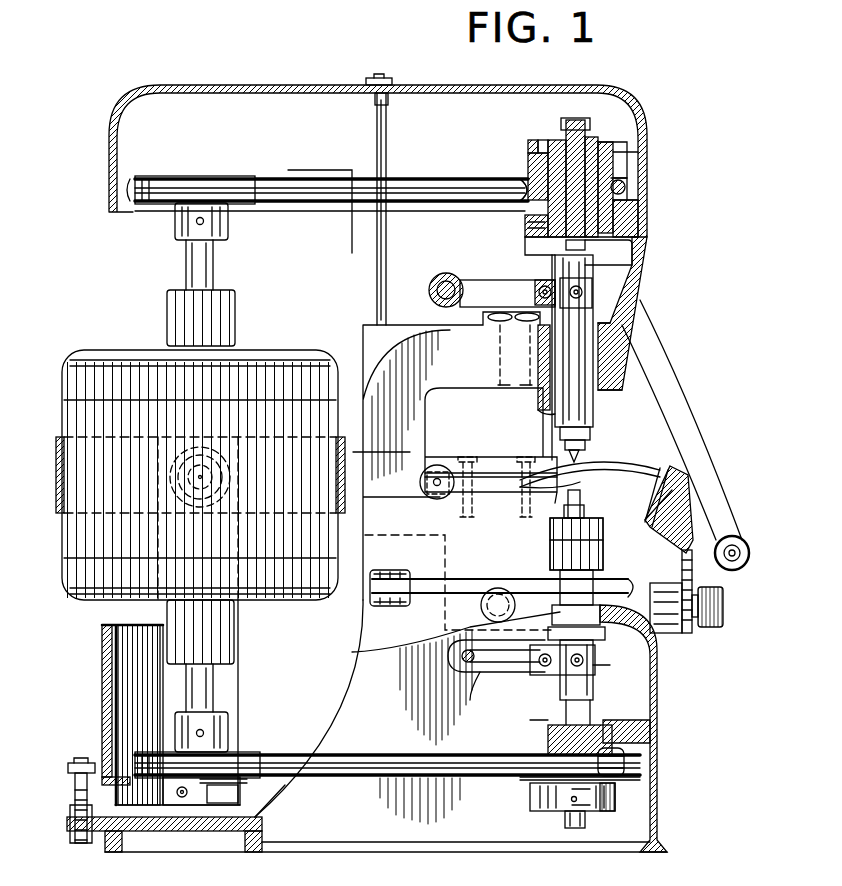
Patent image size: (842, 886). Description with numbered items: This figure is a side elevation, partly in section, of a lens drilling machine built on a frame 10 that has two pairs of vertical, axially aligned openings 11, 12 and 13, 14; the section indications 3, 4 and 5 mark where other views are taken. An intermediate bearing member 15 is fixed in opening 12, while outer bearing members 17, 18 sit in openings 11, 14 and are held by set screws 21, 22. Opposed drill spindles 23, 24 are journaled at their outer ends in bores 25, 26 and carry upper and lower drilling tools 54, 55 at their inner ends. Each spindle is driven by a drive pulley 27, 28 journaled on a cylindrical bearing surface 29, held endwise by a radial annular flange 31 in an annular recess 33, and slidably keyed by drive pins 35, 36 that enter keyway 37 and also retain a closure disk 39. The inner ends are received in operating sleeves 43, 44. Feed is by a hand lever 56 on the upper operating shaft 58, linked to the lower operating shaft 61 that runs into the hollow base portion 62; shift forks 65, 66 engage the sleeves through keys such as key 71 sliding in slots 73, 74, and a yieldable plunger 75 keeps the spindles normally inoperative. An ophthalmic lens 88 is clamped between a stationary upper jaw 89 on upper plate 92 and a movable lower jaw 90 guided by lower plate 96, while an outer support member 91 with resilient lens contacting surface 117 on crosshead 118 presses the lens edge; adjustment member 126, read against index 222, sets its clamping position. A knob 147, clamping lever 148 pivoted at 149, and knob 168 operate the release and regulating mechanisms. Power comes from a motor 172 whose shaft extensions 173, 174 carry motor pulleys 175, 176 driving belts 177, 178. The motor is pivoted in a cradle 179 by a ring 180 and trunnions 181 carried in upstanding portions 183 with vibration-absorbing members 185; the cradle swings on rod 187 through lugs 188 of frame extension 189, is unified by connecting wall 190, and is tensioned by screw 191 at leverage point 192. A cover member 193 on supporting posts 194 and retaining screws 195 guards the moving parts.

The section line 3- 3 is at (462, 293).
The section line 4- 4 is at (108, 171).
The bracket 5 is at (500, 457).
The frame 10 is at (370, 371).
The outer opening 11 is at (600, 221).
The intermediate opening 12 is at (640, 309).
The intermediate opening 13 is at (657, 641).
The outer opening 14 is at (605, 728).
The intermediate bearing member 15 is at (612, 363).
The outer bearing member 17 is at (612, 197).
The outer bearing member 18 is at (547, 735).
The set screw 21 is at (527, 221).
The set screw 22 is at (547, 737).
The drill spindle 23 is at (575, 132).
The drill spindle 24 is at (588, 818).
The bore 25 is at (596, 137).
The bore 26 is at (612, 790).
The drive pulley 27 is at (528, 180).
The drive pulley 28 is at (516, 787).
The cylindrical bearing surface 29 is at (528, 165).
The radial annular flange 31 is at (540, 150).
The annular recess 33 is at (605, 153).
The drive pin 35 is at (532, 140).
The drive pin 36 is at (550, 806).
The keyway 37 is at (561, 130).
The closure disk 39 is at (600, 147).
The operating sleeve 43 is at (585, 263).
The operating sleeve 44 is at (590, 687).
The drilling tool 54 is at (585, 450).
The drilling tool 55 is at (585, 500).
The hand lever 56 is at (680, 385).
The upper operating shaft 58 is at (447, 280).
The lower operating shaft 61 is at (455, 668).
The hollow base portion 62 is at (352, 690).
The shift fork 65 is at (490, 280).
The shift fork 66 is at (487, 676).
The key 71 is at (592, 672).
The slot 73 is at (585, 282).
The slot 74 is at (592, 657).
The plunger 75 is at (500, 322).
The ophthalmic lens 88 is at (650, 469).
The upper jaw 89 is at (590, 470).
The lower jaw 90 is at (582, 482).
The outer support member 91 is at (688, 481).
The upper plate 92 is at (456, 461).
The lower plate 96 is at (503, 491).
The lens contacting surface 117 is at (670, 492).
The crosshead 118 is at (742, 567).
The adjustment member 126 is at (723, 613).
The knob 147 is at (482, 600).
The clamping lever 148 is at (468, 584).
The pivot 149 is at (390, 609).
The knob 168 is at (437, 499).
The motor 172 is at (75, 540).
The shaft extension 173 is at (186, 262).
The shaft extension 174 is at (215, 680).
The motor pulley 175 is at (248, 177).
The motor pulley 176 is at (245, 753).
The belt 177 is at (402, 179).
The belt 178 is at (362, 758).
The motor supporting cradle 179 is at (113, 628).
The ring 180 is at (58, 450).
The trunnion 181 is at (220, 484).
The upstanding portion 183 is at (230, 572).
The vibration-absorbing member 185 is at (216, 470).
The rod 187 is at (190, 792).
The lug 188 is at (235, 781).
The frame extension 189 is at (140, 833).
The connecting wall 190 is at (104, 660).
The screw 191 is at (80, 796).
The leverage point 192 is at (70, 771).
The cover member 193 is at (283, 88).
The supporting post 194 is at (388, 131).
The retaining screw 195 is at (385, 82).
The index 222 is at (705, 581).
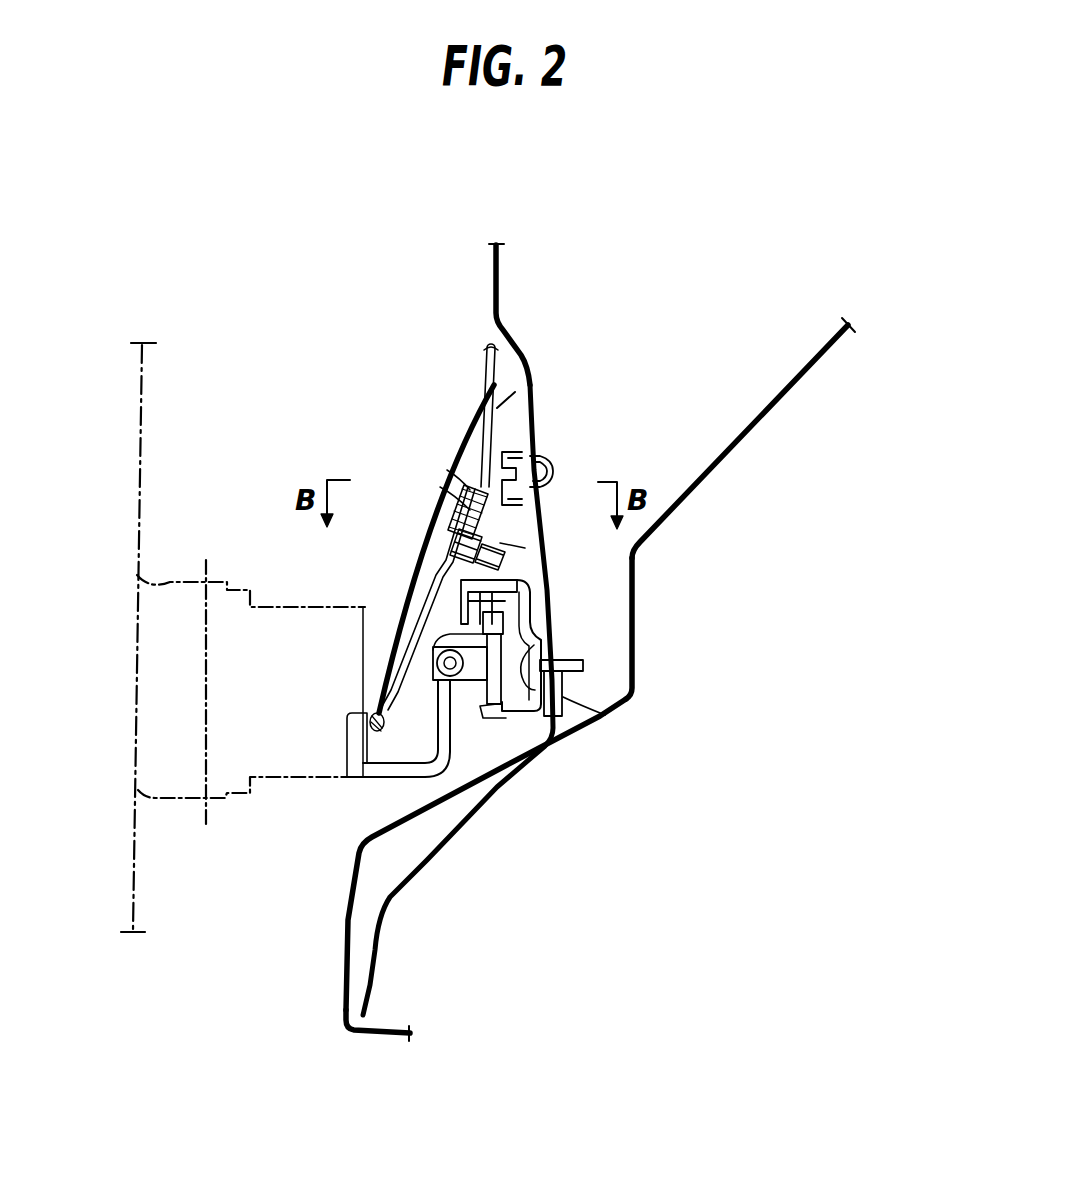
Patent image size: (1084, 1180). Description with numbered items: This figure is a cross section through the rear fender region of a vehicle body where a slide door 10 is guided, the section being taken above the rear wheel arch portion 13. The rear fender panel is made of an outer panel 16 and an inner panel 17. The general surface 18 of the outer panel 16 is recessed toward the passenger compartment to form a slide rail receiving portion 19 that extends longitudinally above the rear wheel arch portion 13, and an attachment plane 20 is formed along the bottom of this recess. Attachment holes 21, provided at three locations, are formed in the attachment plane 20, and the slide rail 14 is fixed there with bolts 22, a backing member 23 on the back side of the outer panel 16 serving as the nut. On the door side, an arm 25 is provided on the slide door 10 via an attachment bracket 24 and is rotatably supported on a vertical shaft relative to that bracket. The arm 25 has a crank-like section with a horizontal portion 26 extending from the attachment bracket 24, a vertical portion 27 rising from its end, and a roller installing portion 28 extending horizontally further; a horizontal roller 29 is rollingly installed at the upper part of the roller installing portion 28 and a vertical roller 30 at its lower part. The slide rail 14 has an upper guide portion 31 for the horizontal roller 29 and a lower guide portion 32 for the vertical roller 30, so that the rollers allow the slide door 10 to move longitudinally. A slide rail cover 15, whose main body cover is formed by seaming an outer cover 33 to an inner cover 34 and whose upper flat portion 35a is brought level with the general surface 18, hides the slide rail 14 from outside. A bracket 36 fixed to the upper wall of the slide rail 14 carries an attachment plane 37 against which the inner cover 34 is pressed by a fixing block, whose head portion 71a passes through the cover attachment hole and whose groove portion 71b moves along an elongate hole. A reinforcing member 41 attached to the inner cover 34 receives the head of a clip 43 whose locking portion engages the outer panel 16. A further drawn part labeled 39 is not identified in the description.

The slide door 10 is at (142, 453).
The rear wheel arch portion 13 is at (387, 1037).
The slide rail 14 is at (550, 580).
The slide rail cover 15 is at (448, 430).
The outer panel 16 is at (500, 264).
The inner panel 17 is at (787, 397).
The general surface 18 is at (490, 300).
The slide rail receiving portion 19 is at (510, 383).
The attachment plane 20 is at (556, 600).
The attachment holes 21 is at (568, 662).
The bolts 22 is at (578, 672).
The backing member 23 is at (605, 715).
The attachment bracket 24 is at (137, 575).
The arm 25 is at (441, 771).
The horizontal portion 26 is at (397, 777).
The vertical portion 27 is at (448, 732).
The roller installing portion 28 is at (386, 654).
The horizontal roller 29 is at (463, 610).
The vertical roller 30 is at (490, 722).
The guide portion 31 is at (512, 570).
The guide portion 32 is at (556, 730).
The outer cover 33 is at (455, 583).
The inner cover 34 is at (497, 410).
The upper flat portion 35a is at (484, 350).
The bracket 36 is at (505, 547).
The attachment plane 37 is at (480, 510).
The clamp 39 is at (452, 530).
The reinforcing member 41 is at (530, 458).
The clip 43 is at (548, 464).
The head portion 71a is at (440, 487).
The groove portion 71b is at (447, 470).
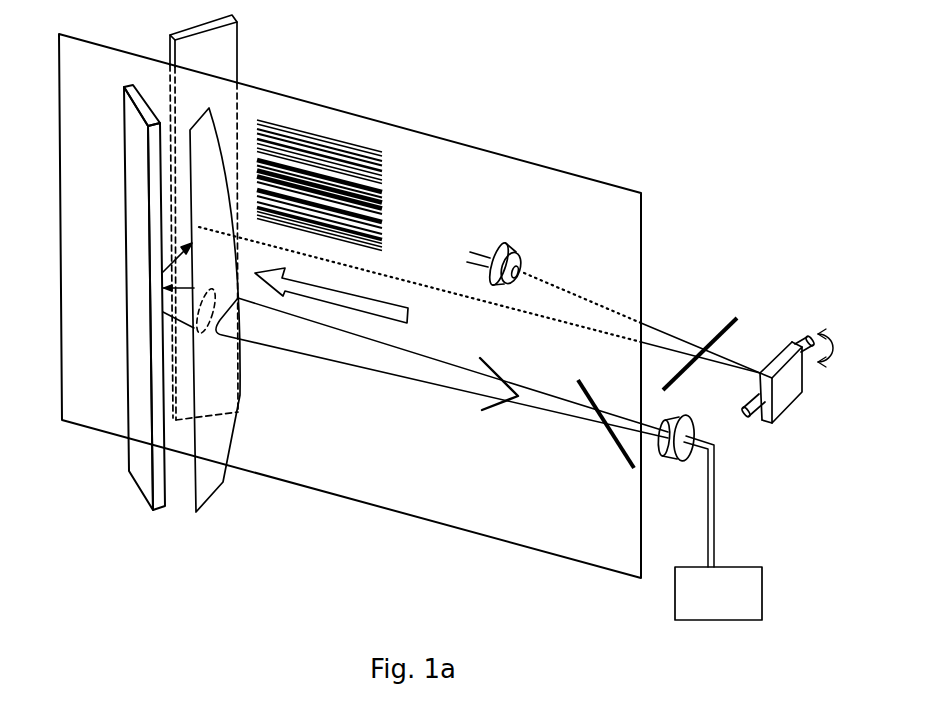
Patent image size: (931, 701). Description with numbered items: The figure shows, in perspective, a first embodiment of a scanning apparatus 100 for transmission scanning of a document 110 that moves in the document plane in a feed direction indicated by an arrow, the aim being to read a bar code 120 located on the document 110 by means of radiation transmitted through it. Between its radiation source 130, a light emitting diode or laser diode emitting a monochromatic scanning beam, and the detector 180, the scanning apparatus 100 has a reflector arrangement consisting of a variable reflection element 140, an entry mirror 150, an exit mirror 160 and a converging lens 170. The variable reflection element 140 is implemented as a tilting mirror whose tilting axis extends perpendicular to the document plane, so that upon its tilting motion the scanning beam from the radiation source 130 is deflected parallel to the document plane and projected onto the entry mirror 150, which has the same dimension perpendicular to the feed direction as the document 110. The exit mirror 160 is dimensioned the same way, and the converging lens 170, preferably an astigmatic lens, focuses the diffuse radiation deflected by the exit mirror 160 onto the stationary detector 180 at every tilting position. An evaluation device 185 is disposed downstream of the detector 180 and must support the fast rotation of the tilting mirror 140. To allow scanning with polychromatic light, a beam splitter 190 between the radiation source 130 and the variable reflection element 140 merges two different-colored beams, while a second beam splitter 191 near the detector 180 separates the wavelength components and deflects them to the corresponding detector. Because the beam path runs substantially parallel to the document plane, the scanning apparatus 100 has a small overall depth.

The scanning apparatus 100 is at (488, 71).
The document 110 is at (513, 157).
The bar code 120 is at (383, 203).
The radiation source 130 is at (510, 246).
The variable reflection element 140 is at (790, 421).
The entry mirror 150 is at (204, 217).
The exit mirror 160 is at (143, 470).
The converging lens 170 is at (207, 485).
The detector 180 is at (677, 462).
The evaluation device 185 is at (762, 598).
The beam splitter 190 is at (735, 315).
The beam splitter 191 is at (613, 451).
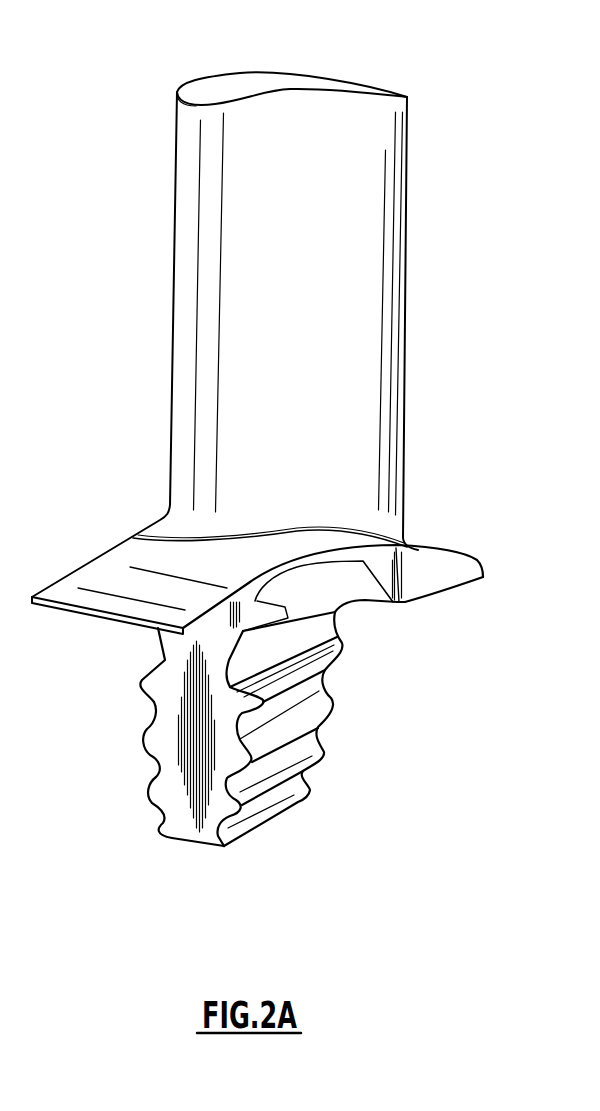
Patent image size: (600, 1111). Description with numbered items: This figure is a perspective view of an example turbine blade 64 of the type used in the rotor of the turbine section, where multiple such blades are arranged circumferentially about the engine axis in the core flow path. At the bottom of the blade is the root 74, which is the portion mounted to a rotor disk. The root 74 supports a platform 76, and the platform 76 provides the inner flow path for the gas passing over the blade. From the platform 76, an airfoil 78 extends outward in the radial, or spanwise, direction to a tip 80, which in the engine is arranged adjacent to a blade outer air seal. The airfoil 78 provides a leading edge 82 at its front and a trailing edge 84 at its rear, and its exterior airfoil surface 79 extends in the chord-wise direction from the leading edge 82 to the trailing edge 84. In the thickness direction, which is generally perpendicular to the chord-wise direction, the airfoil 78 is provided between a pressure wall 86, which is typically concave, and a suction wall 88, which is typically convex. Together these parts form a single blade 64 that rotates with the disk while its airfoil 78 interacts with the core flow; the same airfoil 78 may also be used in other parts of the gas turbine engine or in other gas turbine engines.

The turbine blade 64 is at (142, 270).
The root 74 is at (185, 738).
The platform 76 is at (297, 545).
The airfoil 78 is at (342, 415).
The exterior airfoil surface 79 is at (367, 456).
The tip 80 is at (197, 82).
The leading edge 82 is at (174, 264).
The trailing edge 84 is at (408, 253).
The pressure wall 86 is at (320, 319).
The suction wall 88 is at (322, 72).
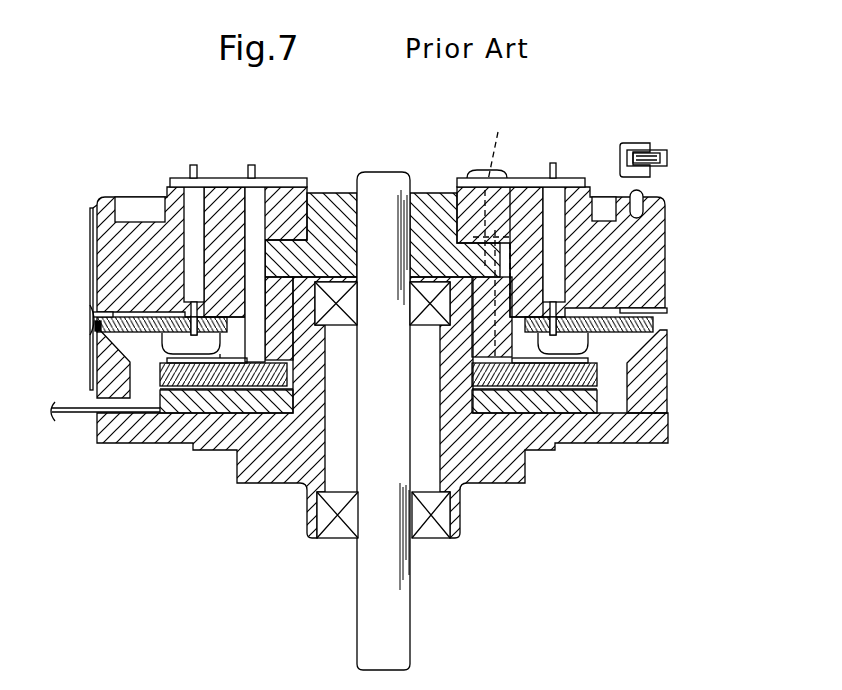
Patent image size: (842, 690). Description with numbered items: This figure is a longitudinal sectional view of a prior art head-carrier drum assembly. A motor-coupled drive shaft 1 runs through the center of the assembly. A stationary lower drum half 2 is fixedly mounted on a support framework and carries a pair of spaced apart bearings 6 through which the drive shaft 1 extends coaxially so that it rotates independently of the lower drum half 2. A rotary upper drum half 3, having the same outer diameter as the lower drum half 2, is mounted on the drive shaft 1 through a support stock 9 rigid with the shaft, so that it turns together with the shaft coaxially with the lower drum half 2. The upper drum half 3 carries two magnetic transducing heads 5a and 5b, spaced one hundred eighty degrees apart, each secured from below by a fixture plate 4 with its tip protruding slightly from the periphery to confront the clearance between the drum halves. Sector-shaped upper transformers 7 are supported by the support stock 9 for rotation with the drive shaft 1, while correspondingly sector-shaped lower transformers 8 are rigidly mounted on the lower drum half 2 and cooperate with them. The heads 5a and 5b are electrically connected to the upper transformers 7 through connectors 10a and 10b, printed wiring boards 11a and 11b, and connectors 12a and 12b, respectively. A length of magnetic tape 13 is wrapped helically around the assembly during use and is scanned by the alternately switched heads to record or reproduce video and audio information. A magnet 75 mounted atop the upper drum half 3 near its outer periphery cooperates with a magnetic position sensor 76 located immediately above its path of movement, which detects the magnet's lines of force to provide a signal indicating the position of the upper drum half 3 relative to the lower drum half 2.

The drive shaft 1 is at (403, 600).
The lower drum half 2 is at (487, 478).
The upper drum half 3 is at (658, 268).
The fixture plate 4 is at (637, 330).
The magnetic transducing head 5a is at (660, 310).
The magnetic transducing head 5b is at (95, 330).
The bearing 6 is at (336, 282).
The upper transformer 7 is at (587, 377).
The lower transformer 8 is at (563, 405).
The support stock 9 is at (435, 193).
The connector 10a is at (555, 213).
The connector 10b is at (190, 200).
The printed wiring board 11a is at (533, 178).
The printed wiring board 11b is at (212, 178).
The connector 12a is at (500, 231).
The connector 12b is at (258, 213).
The magnetic tape 13 is at (90, 282).
The magnet 75 is at (640, 192).
The magnetic position sensor 76 is at (655, 150).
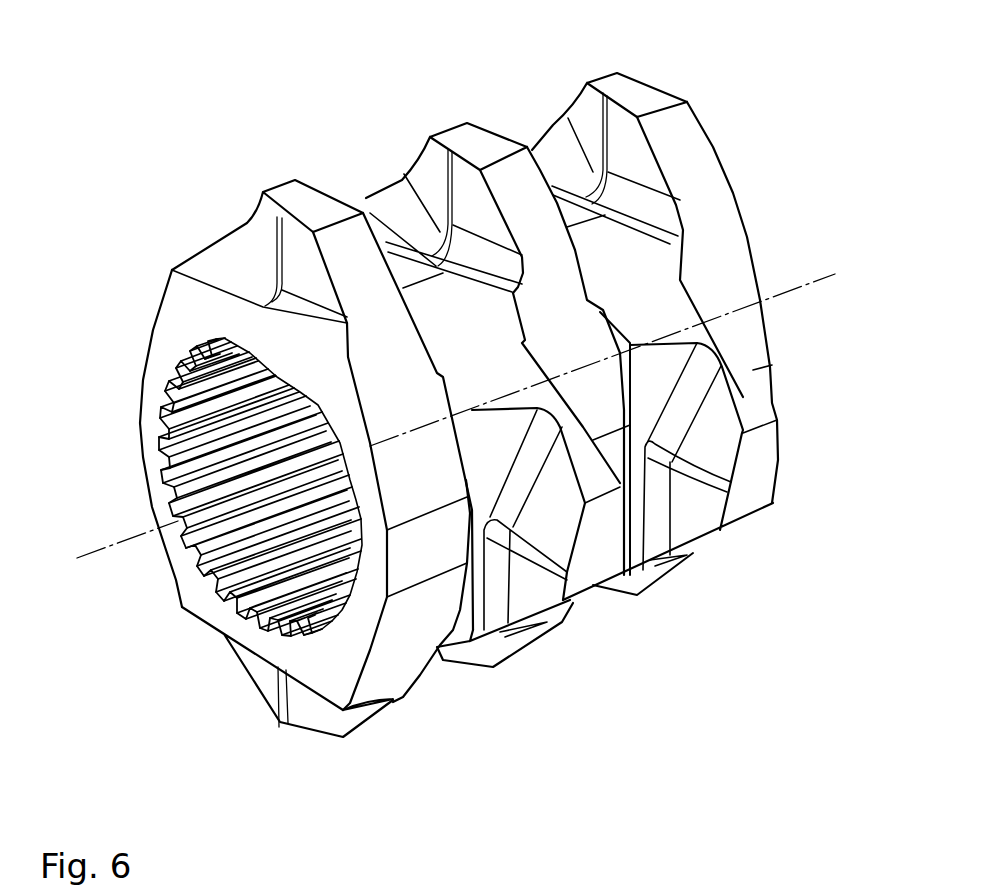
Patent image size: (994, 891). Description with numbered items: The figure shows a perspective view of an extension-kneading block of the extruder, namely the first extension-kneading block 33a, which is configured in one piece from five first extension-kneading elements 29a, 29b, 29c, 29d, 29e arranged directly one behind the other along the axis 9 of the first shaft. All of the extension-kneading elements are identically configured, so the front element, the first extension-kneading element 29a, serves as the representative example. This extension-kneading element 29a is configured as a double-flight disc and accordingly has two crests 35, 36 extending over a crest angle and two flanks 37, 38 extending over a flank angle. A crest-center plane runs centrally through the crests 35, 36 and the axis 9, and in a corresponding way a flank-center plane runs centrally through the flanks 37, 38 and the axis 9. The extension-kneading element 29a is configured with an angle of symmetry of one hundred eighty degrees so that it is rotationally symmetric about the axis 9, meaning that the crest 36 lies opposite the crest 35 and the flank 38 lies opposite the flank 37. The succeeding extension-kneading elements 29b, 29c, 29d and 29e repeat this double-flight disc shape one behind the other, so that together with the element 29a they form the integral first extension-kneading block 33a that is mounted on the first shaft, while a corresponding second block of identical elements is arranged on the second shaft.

────────

* [Exercise objective] Copy out the records again word for word, from the line with "Patent image size: (600, 1111)." up to and including the line with "The suction wall 88 is at (322, 72).".

* [Output of the task]
Patent image size: (600, 1111). Description with numbered items: This figure is a perspective view of an example turbine blade 64 of the type used in the rotor of the turbine section, where multiple such blades are arranged circumferentially about the engine axis in the core flow path. At the bottom of the blade is the root 74, which is the portion mounted to a rotor disk. The root 74 supports a platform 76, and the platform 76 provides the inner flow path for the gas passing over the blade. From the platform 76, an airfoil 78 extends outward in the radial, or spanwise, direction to a tip 80, which in the engine is arranged adjacent to a blade outer air seal. The airfoil 78 provides a leading edge 82 at its front and a trailing edge 84 at its rear, and its exterior airfoil surface 79 extends in the chord-wise direction from the leading edge 82 to the trailing edge 84. In the thickness direction, which is generally perpendicular to the chord-wise direction, the airfoil 78 is provided between a pressure wall 86, which is typically concave, and a suction wall 88, which is typically convex. Together these parts form a single blade 64 that rotates with the disk while its airfoil 78 interacts with the core flow; the same airfoil 78 may also be used in other parts of the gas turbine engine or in other gas turbine engines.

The turbine blade 64 is at (142, 270).
The root 74 is at (185, 738).
The platform 76 is at (297, 545).
The airfoil 78 is at (342, 415).
The exterior airfoil surface 79 is at (367, 456).
The tip 80 is at (197, 82).
The leading edge 82 is at (174, 264).
The trailing edge 84 is at (408, 253).
The pressure wall 86 is at (320, 319).
The suction wall 88 is at (322, 72).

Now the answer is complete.